(Data extracted from a collection)

···

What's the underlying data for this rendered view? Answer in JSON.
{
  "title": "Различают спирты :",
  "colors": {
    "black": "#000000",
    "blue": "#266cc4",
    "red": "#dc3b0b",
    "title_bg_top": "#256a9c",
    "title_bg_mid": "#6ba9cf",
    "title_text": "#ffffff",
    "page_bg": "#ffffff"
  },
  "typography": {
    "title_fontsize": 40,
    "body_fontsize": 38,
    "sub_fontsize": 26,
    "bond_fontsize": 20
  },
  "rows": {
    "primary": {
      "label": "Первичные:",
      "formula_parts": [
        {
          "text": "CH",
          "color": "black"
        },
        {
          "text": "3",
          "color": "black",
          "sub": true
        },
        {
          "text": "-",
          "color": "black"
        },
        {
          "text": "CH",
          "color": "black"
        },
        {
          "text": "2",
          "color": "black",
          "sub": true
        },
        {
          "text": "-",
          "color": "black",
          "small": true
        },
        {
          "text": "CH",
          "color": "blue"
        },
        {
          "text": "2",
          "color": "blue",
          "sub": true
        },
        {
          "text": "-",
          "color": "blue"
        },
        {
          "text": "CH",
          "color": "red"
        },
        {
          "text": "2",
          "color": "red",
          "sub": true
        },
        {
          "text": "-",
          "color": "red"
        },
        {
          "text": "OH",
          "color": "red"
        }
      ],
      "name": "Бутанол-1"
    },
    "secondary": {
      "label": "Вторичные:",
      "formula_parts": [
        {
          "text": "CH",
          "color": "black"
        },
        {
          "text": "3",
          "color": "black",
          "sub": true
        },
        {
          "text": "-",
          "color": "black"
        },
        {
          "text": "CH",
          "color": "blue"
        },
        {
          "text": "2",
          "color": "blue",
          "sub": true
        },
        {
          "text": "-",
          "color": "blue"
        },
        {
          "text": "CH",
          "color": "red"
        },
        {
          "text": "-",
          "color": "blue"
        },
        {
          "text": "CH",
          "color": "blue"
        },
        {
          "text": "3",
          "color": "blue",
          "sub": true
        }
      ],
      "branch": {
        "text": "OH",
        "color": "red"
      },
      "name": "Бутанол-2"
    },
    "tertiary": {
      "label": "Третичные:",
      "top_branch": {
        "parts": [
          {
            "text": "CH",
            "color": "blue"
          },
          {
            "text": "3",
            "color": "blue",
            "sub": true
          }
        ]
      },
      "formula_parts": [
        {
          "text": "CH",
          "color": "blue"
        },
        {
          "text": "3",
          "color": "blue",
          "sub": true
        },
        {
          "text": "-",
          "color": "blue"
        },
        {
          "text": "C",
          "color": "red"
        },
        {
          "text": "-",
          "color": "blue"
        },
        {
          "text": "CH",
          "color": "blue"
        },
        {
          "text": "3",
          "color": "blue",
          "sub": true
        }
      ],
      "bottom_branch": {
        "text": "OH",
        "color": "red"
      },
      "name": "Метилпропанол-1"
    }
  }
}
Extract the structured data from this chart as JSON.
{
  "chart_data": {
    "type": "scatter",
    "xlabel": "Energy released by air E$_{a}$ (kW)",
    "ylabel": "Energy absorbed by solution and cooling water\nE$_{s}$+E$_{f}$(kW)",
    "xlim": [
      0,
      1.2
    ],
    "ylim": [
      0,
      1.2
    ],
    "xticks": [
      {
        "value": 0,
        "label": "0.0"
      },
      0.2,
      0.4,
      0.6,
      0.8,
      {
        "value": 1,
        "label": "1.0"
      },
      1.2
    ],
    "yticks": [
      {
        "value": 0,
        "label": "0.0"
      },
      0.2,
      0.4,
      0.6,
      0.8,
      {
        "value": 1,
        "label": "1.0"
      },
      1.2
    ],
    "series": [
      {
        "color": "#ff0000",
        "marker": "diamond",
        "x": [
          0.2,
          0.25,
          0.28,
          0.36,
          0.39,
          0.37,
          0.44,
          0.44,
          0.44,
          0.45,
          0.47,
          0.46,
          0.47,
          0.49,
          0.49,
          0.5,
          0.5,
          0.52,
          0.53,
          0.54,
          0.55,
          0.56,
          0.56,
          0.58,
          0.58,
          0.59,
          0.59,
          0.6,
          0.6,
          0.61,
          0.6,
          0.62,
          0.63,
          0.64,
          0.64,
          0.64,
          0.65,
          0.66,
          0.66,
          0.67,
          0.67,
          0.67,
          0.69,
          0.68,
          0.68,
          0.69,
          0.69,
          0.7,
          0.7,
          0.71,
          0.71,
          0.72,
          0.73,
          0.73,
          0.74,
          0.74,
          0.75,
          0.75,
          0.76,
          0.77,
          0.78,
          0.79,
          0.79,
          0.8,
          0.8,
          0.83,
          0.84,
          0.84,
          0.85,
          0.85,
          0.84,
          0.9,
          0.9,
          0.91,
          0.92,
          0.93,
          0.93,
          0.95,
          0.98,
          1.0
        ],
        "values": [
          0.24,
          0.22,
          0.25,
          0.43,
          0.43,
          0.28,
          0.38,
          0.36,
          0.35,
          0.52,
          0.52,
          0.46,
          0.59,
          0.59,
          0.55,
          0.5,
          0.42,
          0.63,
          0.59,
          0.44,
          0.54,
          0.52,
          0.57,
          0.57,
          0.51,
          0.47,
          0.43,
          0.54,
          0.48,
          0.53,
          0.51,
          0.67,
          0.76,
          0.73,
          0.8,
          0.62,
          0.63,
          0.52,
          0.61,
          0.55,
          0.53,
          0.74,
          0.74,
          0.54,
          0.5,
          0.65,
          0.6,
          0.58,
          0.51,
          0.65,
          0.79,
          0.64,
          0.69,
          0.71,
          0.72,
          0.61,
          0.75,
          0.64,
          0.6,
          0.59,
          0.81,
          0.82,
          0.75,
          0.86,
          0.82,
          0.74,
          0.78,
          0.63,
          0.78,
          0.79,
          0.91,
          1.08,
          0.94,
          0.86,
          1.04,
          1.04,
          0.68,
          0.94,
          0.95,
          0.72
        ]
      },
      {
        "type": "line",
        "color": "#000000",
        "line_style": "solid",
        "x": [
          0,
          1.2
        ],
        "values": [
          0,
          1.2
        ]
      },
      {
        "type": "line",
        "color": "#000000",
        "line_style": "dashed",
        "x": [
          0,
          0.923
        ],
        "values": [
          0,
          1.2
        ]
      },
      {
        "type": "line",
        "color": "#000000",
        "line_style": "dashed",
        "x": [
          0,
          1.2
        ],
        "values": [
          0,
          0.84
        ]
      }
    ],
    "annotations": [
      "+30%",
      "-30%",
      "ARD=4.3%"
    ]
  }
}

···

**PROBLEM DETAILS:** Copy out the whole listing exactly; please set it all down.

**PROBLEM SOLUTION:**
What's the underlying data for this rendered view? Answer in JSON.
{
  "title": "Различают спирты :",
  "colors": {
    "black": "#000000",
    "blue": "#266cc4",
    "red": "#dc3b0b",
    "title_bg_top": "#256a9c",
    "title_bg_mid": "#6ba9cf",
    "title_text": "#ffffff",
    "page_bg": "#ffffff"
  },
  "typography": {
    "title_fontsize": 40,
    "body_fontsize": 38,
    "sub_fontsize": 26,
    "bond_fontsize": 20
  },
  "rows": {
    "primary": {
      "label": "Первичные:",
      "formula_parts": [
        {
          "text": "CH",
          "color": "black"
        },
        {
          "text": "3",
          "color": "black",
          "sub": true
        },
        {
          "text": "-",
          "color": "black"
        },
        {
          "text": "CH",
          "color": "black"
        },
        {
          "text": "2",
          "color": "black",
          "sub": true
        },
        {
          "text": "-",
          "color": "black",
          "small": true
        },
        {
          "text": "CH",
          "color": "blue"
        },
        {
          "text": "2",
          "color": "blue",
          "sub": true
        },
        {
          "text": "-",
          "color": "blue"
        },
        {
          "text": "CH",
          "color": "red"
        },
        {
          "text": "2",
          "color": "red",
          "sub": true
        },
        {
          "text": "-",
          "color": "red"
        },
        {
          "text": "OH",
          "color": "red"
        }
      ],
      "name": "Бутанол-1"
    },
    "secondary": {
      "label": "Вторичные:",
      "formula_parts": [
        {
          "text": "CH",
          "color": "black"
        },
        {
          "text": "3",
          "color": "black",
          "sub": true
        },
        {
          "text": "-",
          "color": "black"
        },
        {
          "text": "CH",
          "color": "blue"
        },
        {
          "text": "2",
          "color": "blue",
          "sub": true
        },
        {
          "text": "-",
          "color": "blue"
        },
        {
          "text": "CH",
          "color": "red"
        },
        {
          "text": "-",
          "color": "blue"
        },
        {
          "text": "CH",
          "color": "blue"
        },
        {
          "text": "3",
          "color": "blue",
          "sub": true
        }
      ],
      "branch": {
        "text": "OH",
        "color": "red"
      },
      "name": "Бутанол-2"
    },
    "tertiary": {
      "label": "Третичные:",
      "top_branch": {
        "parts": [
          {
            "text": "CH",
            "color": "blue"
          },
          {
            "text": "3",
            "color": "blue",
            "sub": true
          }
        ]
      },
      "formula_parts": [
        {
          "text": "CH",
          "color": "blue"
        },
        {
          "text": "3",
          "color": "blue",
          "sub": true
        },
        {
          "text": "-",
          "color": "blue"
        },
        {
          "text": "C",
          "color": "red"
        },
        {
          "text": "-",
          "color": "blue"
        },
        {
          "text": "CH",
          "color": "blue"
        },
        {
          "text": "3",
          "color": "blue",
          "sub": true
        }
      ],
      "bottom_branch": {
        "text": "OH",
        "color": "red"
      },
      "name": "Метилпропанол-1"
    }
  }
}
Extract the structured data from this chart as JSON.
{
  "chart_data": {
    "type": "scatter",
    "xlabel": "Energy released by air E$_{a}$ (kW)",
    "ylabel": "Energy absorbed by solution and cooling water\nE$_{s}$+E$_{f}$(kW)",
    "xlim": [
      0,
      1.2
    ],
    "ylim": [
      0,
      1.2
    ],
    "xticks": [
      {
        "value": 0,
        "label": "0.0"
      },
      0.2,
      0.4,
      0.6,
      0.8,
      {
        "value": 1,
        "label": "1.0"
      },
      1.2
    ],
    "yticks": [
      {
        "value": 0,
        "label": "0.0"
      },
      0.2,
      0.4,
      0.6,
      0.8,
      {
        "value": 1,
        "label": "1.0"
      },
      1.2
    ],
    "series": [
      {
        "color": "#ff0000",
        "marker": "diamond",
        "x": [
          0.2,
          0.25,
          0.28,
          0.36,
          0.39,
          0.37,
          0.44,
          0.44,
          0.44,
          0.45,
          0.47,
          0.46,
          0.47,
          0.49,
          0.49,
          0.5,
          0.5,
          0.52,
          0.53,
          0.54,
          0.55,
          0.56,
          0.56,
          0.58,
          0.58,
          0.59,
          0.59,
          0.6,
          0.6,
          0.61,
          0.6,
          0.62,
          0.63,
          0.64,
          0.64,
          0.64,
          0.65,
          0.66,
          0.66,
          0.67,
          0.67,
          0.67,
          0.69,
          0.68,
          0.68,
          0.69,
          0.69,
          0.7,
          0.7,
          0.71,
          0.71,
          0.72,
          0.73,
          0.73,
          0.74,
          0.74,
          0.75,
          0.75,
          0.76,
          0.77,
          0.78,
          0.79,
          0.79,
          0.8,
          0.8,
          0.83,
          0.84,
          0.84,
          0.85,
          0.85,
          0.84,
          0.9,
          0.9,
          0.91,
          0.92,
          0.93,
          0.93,
          0.95,
          0.98,
          1.0
        ],
        "values": [
          0.24,
          0.22,
          0.25,
          0.43,
          0.43,
          0.28,
          0.38,
          0.36,
          0.35,
          0.52,
          0.52,
          0.46,
          0.59,
          0.59,
          0.55,
          0.5,
          0.42,
          0.63,
          0.59,
          0.44,
          0.54,
          0.52,
          0.57,
          0.57,
          0.51,
          0.47,
          0.43,
          0.54,
          0.48,
          0.53,
          0.51,
          0.67,
          0.76,
          0.73,
          0.8,
          0.62,
          0.63,
          0.52,
          0.61,
          0.55,
          0.53,
          0.74,
          0.74,
          0.54,
          0.5,
          0.65,
          0.6,
          0.58,
          0.51,
          0.65,
          0.79,
          0.64,
          0.69,
          0.71,
          0.72,
          0.61,
          0.75,
          0.64,
          0.6,
          0.59,
          0.81,
          0.82,
          0.75,
          0.86,
          0.82,
          0.74,
          0.78,
          0.63,
          0.78,
          0.79,
          0.91,
          1.08,
          0.94,
          0.86,
          1.04,
          1.04,
          0.68,
          0.94,
          0.95,
          0.72
        ]
      },
      {
        "type": "line",
        "color": "#000000",
        "line_style": "solid",
        "x": [
          0,
          1.2
        ],
        "values": [
          0,
          1.2
        ]
      },
      {
        "type": "line",
        "color": "#000000",
        "line_style": "dashed",
        "x": [
          0,
          0.923
        ],
        "values": [
          0,
          1.2
        ]
      },
      {
        "type": "line",
        "color": "#000000",
        "line_style": "dashed",
        "x": [
          0,
          1.2
        ],
        "values": [
          0,
          0.84
        ]
      }
    ],
    "annotations": [
      "+30%",
      "-30%",
      "ARD=4.3%"
    ]
  }
}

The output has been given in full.